- Directive
Copy every line in the records below that contains the word "SALT".
━━ Records for this task ━━
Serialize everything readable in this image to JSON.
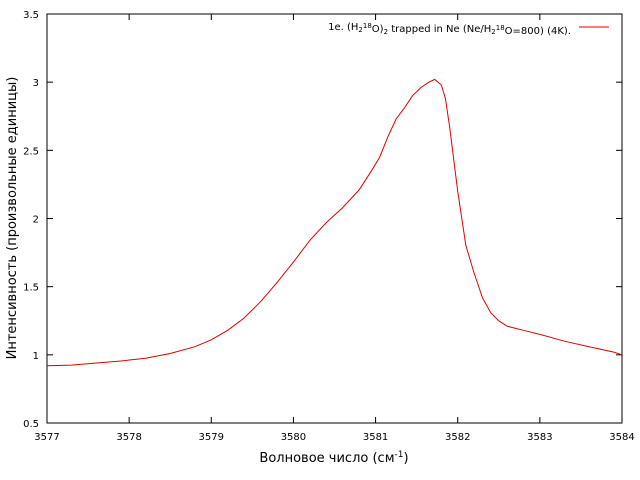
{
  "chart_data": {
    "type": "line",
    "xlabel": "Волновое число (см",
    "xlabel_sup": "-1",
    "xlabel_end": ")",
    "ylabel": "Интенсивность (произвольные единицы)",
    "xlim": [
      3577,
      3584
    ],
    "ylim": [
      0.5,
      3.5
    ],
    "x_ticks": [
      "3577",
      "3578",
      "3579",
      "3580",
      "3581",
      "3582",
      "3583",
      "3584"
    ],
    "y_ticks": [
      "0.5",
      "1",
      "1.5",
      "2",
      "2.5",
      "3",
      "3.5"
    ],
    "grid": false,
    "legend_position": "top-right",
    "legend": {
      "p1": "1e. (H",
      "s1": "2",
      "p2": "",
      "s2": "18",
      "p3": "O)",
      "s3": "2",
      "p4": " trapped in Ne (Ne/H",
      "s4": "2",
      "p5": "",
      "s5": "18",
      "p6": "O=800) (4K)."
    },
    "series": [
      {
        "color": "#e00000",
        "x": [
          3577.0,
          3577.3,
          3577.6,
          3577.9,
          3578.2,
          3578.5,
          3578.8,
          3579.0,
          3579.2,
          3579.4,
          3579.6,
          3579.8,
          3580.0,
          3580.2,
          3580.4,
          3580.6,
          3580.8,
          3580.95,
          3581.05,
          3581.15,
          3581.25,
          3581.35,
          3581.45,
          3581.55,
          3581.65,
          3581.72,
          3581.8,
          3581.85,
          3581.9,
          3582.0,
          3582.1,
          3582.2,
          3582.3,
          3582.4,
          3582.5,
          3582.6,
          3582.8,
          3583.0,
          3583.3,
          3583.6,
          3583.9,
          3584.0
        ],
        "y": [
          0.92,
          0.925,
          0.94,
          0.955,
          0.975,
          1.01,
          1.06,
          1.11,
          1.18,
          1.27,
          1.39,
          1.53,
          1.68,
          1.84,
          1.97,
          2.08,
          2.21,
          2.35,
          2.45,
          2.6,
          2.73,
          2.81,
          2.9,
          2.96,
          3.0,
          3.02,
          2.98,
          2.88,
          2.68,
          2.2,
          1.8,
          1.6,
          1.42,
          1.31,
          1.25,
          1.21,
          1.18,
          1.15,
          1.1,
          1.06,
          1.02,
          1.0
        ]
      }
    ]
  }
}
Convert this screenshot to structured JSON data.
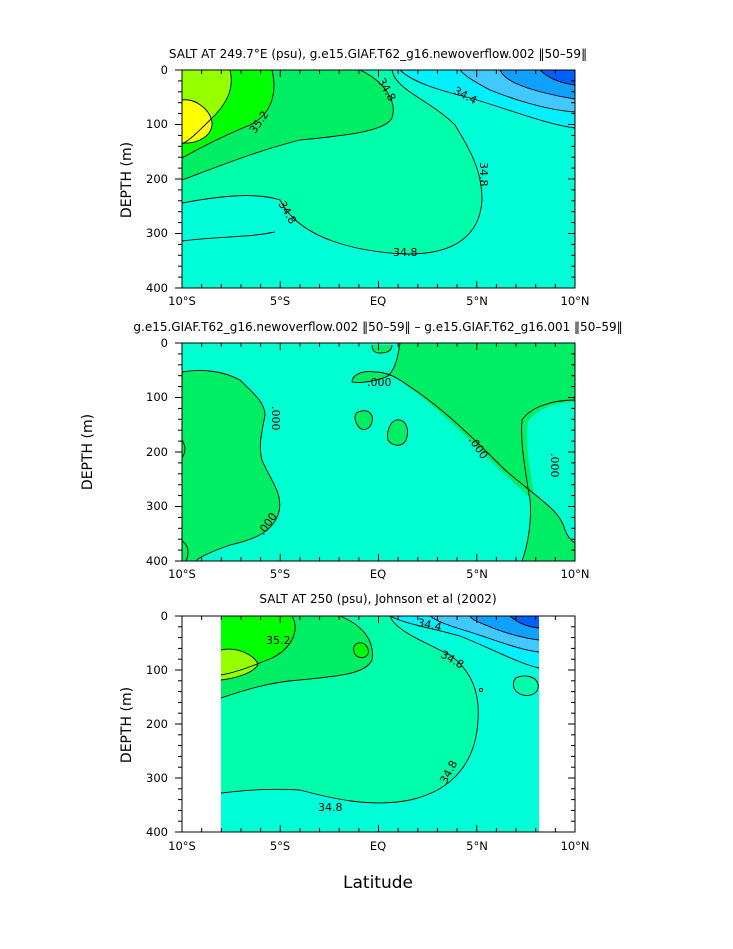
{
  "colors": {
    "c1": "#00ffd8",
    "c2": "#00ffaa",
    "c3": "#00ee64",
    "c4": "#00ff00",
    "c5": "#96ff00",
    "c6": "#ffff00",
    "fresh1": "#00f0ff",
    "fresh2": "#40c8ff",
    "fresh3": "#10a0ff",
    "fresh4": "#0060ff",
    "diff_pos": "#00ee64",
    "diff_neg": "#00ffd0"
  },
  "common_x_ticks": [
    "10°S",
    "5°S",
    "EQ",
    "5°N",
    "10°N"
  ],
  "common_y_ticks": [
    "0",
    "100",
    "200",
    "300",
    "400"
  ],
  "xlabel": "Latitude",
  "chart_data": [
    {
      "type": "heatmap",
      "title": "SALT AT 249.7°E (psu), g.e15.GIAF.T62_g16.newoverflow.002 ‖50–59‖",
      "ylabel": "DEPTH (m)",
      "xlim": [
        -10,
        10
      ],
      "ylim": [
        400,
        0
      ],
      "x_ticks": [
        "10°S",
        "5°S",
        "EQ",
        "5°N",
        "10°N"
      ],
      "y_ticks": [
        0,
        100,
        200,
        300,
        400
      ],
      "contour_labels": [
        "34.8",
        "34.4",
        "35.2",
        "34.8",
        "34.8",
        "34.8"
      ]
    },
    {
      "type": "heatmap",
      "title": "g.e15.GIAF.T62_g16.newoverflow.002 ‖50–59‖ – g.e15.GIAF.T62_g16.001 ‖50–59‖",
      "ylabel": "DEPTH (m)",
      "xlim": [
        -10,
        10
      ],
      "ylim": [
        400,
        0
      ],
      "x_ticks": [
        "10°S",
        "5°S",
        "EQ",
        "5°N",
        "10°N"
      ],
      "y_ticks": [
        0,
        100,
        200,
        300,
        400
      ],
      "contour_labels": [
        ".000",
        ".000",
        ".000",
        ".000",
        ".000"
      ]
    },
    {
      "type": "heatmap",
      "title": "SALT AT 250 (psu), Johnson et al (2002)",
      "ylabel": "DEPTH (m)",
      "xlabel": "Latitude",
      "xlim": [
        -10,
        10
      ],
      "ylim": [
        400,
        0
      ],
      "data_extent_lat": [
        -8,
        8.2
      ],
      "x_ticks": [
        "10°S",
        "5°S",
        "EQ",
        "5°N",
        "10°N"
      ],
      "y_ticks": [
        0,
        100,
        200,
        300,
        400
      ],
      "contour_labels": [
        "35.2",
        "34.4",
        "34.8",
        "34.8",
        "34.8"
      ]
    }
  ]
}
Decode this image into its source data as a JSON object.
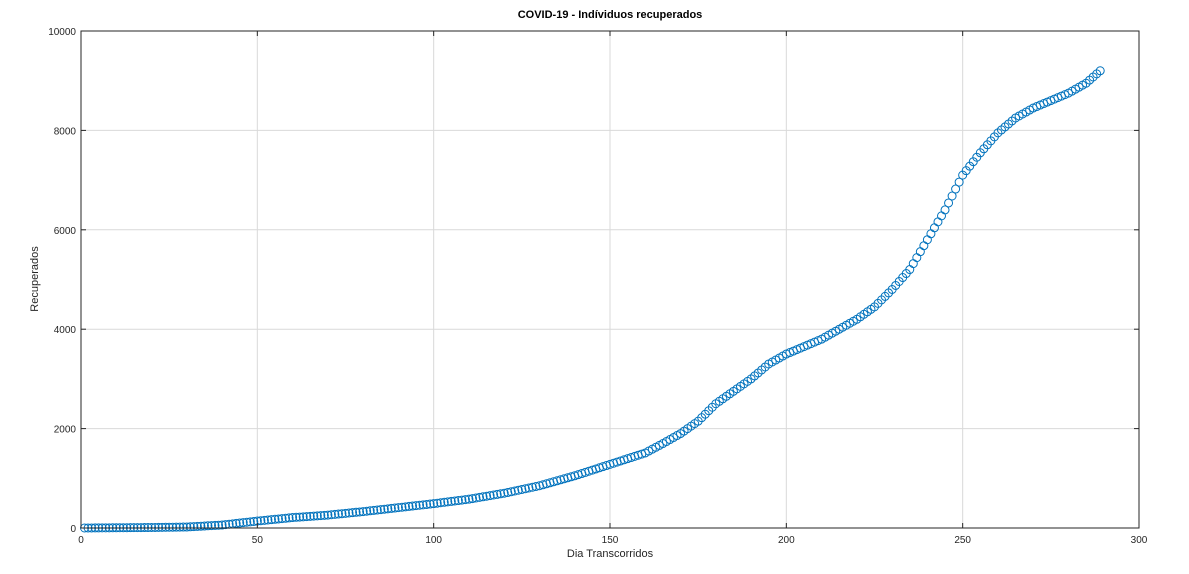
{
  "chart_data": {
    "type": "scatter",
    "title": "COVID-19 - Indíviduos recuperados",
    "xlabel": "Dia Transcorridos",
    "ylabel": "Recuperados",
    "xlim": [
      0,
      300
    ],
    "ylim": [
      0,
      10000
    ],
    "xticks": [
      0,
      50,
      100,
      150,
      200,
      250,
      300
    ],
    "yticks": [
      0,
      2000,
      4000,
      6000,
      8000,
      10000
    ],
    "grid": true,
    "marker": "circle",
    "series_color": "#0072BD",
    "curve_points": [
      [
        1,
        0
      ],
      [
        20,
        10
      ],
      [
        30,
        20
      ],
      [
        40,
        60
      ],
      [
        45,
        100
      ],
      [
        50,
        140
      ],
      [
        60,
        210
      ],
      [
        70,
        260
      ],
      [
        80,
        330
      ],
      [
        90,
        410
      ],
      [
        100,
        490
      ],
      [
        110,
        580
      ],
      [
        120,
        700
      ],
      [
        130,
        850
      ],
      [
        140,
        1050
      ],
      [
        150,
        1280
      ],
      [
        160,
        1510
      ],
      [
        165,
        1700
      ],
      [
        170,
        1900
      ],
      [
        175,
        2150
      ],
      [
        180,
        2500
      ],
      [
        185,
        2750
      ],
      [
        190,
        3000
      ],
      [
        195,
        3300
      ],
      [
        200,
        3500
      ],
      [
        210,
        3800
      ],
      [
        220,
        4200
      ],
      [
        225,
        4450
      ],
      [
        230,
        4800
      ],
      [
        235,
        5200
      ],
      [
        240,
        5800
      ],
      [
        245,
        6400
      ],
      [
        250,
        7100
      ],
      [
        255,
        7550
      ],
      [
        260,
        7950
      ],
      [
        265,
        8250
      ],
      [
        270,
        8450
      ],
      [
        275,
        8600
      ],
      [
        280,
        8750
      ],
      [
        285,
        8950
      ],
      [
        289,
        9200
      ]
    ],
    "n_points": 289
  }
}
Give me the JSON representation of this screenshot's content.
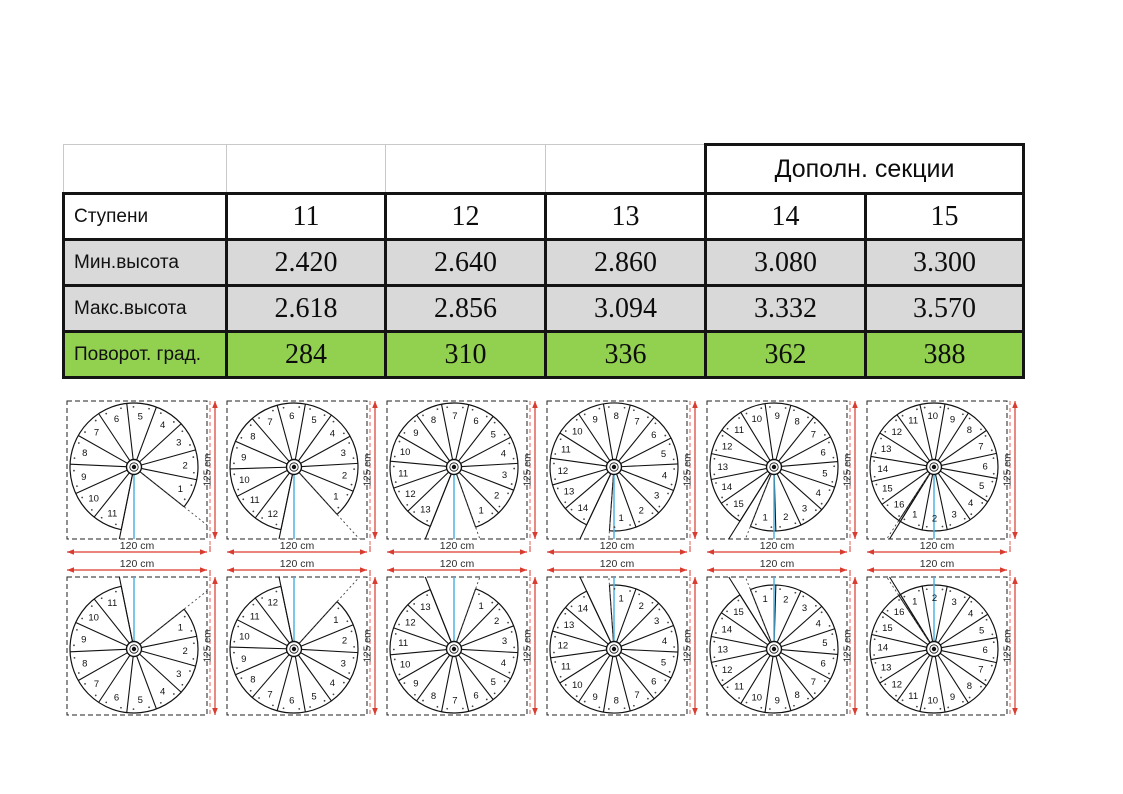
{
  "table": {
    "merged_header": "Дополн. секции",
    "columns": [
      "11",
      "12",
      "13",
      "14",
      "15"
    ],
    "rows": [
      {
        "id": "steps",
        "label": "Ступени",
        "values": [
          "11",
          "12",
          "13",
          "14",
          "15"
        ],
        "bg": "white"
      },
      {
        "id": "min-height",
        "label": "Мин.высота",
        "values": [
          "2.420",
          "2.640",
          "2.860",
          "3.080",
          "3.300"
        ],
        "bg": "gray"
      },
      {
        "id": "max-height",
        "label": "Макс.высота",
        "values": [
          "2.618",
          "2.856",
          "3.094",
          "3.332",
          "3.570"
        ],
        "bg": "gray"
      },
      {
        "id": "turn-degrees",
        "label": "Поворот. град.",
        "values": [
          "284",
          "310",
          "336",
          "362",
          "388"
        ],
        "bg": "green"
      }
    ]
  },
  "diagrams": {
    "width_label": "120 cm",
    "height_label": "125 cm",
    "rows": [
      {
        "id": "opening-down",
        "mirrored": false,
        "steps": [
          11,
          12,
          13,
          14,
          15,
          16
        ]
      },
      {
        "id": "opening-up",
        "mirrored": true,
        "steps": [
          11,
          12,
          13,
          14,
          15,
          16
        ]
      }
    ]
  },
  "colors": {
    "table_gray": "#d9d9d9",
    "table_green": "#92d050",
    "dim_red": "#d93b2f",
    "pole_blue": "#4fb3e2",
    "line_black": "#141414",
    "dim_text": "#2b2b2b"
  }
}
━━━
- Result of the task
      "title": "SALT AT 249.7°E (psu), g.e15.GIAF.T62_g16.newoverflow.002 ‖50–59‖",
      "title": "SALT AT 250 (psu), Johnson et al (2002)",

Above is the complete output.